Document excerpt:
<<<<

Re: Mozilla Firefox DoH to CloudFlare by default (for US users)?

To: debian-devel@lists.debian.org
Subject: Re: Mozilla Firefox DoH to CloudFlare by default (for US users)?
From: Robert Edmonds <edmonds@debian.org>
Date: Mon, 9 Sep 2019 02:37:27 -0400
Message-id: <[🔎] 20190909063727.6aw7fog5a72ecqjf@mycre.ws>
In-reply-to: <[🔎] ED68ACBF-1848-40D5-A3DC-BA960E10CA8B@sury.org>
References: <[🔎] CAKTje6F4wQ4Ja56cg_iDix=TXTncO4PYit+b9Kpwy8Ui37p2Ag@mail.gmail.com> <[🔎] ED68ACBF-1848-40D5-A3DC-BA960E10CA8B@sury.org>

The entire DNS root zone is only 1 MB compressed and is updated about
once a day. It would be even better for privacy if the whole root zone
were distributed via HTTPS, as the initiator would not reveal to the
server any information about what TLD is being looked up.

>>>>

Raw data:
<<<<

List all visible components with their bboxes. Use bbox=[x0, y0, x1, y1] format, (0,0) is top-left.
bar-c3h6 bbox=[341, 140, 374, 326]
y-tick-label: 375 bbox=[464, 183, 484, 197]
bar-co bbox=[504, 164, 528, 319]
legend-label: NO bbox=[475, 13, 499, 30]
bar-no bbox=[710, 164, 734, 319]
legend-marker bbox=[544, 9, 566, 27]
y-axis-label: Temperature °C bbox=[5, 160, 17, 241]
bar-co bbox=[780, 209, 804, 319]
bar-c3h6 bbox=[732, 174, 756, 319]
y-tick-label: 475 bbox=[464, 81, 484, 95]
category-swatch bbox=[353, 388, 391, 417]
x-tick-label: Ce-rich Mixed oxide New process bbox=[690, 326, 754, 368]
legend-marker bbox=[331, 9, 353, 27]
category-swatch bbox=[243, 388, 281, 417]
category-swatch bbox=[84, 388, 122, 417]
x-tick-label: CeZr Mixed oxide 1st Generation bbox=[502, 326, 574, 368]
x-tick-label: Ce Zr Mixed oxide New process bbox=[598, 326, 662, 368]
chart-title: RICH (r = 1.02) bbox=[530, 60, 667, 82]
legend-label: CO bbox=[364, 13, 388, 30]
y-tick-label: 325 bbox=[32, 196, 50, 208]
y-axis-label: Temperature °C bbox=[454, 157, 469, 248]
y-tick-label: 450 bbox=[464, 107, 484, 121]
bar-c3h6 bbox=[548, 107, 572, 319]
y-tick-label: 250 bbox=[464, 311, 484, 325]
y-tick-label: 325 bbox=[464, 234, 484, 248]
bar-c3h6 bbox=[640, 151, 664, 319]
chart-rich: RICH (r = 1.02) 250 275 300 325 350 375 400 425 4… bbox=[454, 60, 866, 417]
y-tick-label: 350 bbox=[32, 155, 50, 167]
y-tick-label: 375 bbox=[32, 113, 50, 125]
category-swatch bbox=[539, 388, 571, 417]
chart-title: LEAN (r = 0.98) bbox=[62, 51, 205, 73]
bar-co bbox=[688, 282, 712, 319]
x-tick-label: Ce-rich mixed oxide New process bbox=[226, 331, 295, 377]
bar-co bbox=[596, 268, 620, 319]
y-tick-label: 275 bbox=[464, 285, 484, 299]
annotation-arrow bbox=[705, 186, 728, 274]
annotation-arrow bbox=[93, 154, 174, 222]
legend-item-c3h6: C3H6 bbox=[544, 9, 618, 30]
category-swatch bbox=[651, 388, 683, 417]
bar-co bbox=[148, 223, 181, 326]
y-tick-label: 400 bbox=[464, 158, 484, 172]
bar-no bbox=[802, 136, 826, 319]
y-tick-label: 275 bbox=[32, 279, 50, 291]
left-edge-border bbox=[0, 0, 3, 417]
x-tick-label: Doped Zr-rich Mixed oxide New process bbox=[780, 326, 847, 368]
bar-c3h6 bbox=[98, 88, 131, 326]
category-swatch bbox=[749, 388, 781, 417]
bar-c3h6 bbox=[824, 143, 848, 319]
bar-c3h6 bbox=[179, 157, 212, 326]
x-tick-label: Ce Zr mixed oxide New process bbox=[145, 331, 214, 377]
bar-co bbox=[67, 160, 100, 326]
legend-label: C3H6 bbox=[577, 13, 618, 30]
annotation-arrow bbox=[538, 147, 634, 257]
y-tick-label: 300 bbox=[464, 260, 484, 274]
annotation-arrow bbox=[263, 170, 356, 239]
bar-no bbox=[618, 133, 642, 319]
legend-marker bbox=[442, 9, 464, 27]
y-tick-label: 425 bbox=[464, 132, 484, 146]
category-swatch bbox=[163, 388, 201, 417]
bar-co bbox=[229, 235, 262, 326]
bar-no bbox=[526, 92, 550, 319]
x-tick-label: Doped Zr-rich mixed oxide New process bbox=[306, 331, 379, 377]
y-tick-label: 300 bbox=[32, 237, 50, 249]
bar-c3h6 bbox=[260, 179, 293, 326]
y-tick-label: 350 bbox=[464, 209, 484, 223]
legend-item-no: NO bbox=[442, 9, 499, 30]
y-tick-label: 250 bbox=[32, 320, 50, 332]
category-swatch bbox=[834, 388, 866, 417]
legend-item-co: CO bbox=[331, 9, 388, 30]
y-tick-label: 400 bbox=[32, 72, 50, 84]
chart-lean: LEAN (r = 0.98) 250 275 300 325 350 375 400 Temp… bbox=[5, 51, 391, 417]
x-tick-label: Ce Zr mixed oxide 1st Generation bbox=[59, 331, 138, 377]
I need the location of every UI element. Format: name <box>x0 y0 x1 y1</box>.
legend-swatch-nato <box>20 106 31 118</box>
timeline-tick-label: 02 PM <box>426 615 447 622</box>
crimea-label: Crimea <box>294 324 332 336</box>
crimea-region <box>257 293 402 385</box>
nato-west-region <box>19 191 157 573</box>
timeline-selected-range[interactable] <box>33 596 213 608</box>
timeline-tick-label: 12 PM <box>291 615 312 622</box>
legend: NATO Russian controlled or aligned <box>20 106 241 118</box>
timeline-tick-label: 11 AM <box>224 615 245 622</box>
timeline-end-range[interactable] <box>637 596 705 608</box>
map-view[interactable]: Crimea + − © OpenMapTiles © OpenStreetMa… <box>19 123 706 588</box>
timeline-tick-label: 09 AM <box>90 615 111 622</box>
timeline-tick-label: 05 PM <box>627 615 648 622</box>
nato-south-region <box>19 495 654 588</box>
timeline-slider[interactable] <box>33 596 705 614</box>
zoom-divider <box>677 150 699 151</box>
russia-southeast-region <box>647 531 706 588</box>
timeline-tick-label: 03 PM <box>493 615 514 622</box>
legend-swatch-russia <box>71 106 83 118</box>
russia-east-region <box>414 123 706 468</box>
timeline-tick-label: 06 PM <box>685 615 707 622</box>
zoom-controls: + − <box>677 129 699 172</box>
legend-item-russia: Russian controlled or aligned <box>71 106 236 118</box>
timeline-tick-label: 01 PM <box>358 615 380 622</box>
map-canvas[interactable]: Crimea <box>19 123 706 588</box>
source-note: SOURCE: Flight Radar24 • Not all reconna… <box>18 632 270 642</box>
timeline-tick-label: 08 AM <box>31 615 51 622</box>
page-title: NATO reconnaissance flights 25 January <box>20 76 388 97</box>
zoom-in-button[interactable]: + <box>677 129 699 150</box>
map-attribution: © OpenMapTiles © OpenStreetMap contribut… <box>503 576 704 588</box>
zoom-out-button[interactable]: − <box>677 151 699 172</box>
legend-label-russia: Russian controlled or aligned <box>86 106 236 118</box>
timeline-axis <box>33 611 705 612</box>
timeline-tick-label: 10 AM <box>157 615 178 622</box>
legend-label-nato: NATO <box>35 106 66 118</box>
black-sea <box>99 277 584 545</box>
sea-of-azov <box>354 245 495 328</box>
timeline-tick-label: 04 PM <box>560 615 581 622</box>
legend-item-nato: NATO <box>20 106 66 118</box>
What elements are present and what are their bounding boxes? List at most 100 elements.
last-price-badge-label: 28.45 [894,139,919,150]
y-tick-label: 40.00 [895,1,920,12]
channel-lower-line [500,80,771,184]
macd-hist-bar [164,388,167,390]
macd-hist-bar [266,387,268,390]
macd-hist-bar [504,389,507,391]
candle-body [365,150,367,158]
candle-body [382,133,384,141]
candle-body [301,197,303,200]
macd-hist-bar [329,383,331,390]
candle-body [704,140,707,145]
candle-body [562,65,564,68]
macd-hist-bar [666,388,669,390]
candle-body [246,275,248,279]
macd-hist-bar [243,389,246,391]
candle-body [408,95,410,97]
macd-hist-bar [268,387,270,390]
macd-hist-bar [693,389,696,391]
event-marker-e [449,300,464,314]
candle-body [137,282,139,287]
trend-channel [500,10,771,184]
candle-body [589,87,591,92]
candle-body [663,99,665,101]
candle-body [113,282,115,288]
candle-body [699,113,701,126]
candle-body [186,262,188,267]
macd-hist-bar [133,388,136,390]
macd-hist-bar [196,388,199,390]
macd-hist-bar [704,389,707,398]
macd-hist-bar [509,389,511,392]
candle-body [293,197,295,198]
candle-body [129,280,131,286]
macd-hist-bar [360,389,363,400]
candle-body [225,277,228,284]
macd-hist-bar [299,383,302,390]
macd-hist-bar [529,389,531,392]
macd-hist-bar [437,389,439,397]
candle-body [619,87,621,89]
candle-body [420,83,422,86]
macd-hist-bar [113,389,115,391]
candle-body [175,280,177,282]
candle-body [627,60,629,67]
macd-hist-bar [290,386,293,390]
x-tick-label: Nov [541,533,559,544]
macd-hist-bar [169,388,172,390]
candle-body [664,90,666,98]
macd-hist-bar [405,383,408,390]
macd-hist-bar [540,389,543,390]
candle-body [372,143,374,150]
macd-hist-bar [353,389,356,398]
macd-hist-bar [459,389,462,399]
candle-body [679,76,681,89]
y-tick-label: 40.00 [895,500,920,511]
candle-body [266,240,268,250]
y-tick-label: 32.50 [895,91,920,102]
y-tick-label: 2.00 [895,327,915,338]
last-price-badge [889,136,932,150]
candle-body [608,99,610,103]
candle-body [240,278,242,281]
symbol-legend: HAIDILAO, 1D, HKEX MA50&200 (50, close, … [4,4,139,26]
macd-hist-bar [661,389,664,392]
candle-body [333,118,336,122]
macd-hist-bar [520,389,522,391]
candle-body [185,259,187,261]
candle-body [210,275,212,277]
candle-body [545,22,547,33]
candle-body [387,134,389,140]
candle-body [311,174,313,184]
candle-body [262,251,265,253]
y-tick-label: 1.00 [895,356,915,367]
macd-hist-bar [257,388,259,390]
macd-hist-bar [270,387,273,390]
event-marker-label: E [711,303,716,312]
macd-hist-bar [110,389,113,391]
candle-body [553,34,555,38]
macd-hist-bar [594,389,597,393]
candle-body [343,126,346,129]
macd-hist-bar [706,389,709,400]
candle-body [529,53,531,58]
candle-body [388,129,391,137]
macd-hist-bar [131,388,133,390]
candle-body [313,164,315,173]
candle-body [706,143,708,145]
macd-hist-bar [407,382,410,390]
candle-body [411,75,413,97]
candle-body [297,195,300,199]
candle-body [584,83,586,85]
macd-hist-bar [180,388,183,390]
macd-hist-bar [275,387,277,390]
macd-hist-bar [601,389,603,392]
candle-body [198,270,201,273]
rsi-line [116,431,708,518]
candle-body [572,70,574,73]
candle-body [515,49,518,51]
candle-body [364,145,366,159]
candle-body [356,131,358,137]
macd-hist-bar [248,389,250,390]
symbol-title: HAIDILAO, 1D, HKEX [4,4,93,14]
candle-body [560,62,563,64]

>>>>

List of tasks:
- a) In the mailing-list post, how large is the entire DNS root zone when compressed?
- b) Say whether each statement agrees with the mailing-list post, answering yes or no and quoting the words of the post that decide it: (i) The DNS root zone is updated about once a week. (ii) Distributing the whole root zone via HTTPS would keep the initiator from revealing to the server which TLD is being looked up. (iii) The post was sent to debian-devel@lists.debian.org.

Solution list:
- a) Only 1 MB.

- b)
(i) No: "is updated about once a day"
(ii) Yes: "the initiator would not reveal to the server any information about what TLD is being looked up"
(iii) Yes: "To: debian-devel@lists.debian.org"